* Directive:
Output all lines exactly.

** BEGIN **

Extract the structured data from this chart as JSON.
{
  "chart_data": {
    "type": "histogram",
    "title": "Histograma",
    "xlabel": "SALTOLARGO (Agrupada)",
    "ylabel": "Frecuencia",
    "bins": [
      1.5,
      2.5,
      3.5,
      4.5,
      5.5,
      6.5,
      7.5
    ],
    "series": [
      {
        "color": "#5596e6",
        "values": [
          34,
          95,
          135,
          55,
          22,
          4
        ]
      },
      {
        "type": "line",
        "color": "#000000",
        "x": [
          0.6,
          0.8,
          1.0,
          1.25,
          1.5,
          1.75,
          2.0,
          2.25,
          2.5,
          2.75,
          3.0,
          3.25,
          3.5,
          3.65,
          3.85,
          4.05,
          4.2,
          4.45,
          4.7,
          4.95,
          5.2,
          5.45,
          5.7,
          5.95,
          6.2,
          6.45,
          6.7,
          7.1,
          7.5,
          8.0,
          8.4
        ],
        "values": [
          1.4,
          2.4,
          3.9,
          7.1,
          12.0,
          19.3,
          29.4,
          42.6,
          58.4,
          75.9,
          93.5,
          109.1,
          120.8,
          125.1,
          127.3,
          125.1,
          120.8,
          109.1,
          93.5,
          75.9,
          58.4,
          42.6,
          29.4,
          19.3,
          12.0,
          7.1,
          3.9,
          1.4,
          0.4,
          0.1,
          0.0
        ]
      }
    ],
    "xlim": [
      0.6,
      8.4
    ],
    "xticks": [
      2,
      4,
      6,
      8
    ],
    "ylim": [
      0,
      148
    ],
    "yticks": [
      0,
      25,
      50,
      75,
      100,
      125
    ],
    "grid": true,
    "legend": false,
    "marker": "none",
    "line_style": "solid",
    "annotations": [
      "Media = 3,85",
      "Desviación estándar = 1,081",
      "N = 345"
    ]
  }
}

** END **

* Answer for the task:
Extract the structured data from this chart as JSON.
{
  "chart_data": {
    "type": "histogram",
    "title": "Histograma",
    "xlabel": "SALTOLARGO (Agrupada)",
    "ylabel": "Frecuencia",
    "bins": [
      1.5,
      2.5,
      3.5,
      4.5,
      5.5,
      6.5,
      7.5
    ],
    "series": [
      {
        "color": "#5596e6",
        "values": [
          34,
          95,
          135,
          55,
          22,
          4
        ]
      },
      {
        "type": "line",
        "color": "#000000",
        "x": [
          0.6,
          0.8,
          1.0,
          1.25,
          1.5,
          1.75,
          2.0,
          2.25,
          2.5,
          2.75,
          3.0,
          3.25,
          3.5,
          3.65,
          3.85,
          4.05,
          4.2,
          4.45,
          4.7,
          4.95,
          5.2,
          5.45,
          5.7,
          5.95,
          6.2,
          6.45,
          6.7,
          7.1,
          7.5,
          8.0,
          8.4
        ],
        "values": [
          1.4,
          2.4,
          3.9,
          7.1,
          12.0,
          19.3,
          29.4,
          42.6,
          58.4,
          75.9,
          93.5,
          109.1,
          120.8,
          125.1,
          127.3,
          125.1,
          120.8,
          109.1,
          93.5,
          75.9,
          58.4,
          42.6,
          29.4,
          19.3,
          12.0,
          7.1,
          3.9,
          1.4,
          0.4,
          0.1,
          0.0
        ]
      }
    ],
    "xlim": [
      0.6,
      8.4
    ],
    "xticks": [
      2,
      4,
      6,
      8
    ],
    "ylim": [
      0,
      148
    ],
    "yticks": [
      0,
      25,
      50,
      75,
      100,
      125
    ],
    "grid": true,
    "legend": false,
    "marker": "none",
    "line_style": "solid",
    "annotations": [
      "Media = 3,85",
      "Desviación estándar = 1,081",
      "N = 345"
    ]
  }
}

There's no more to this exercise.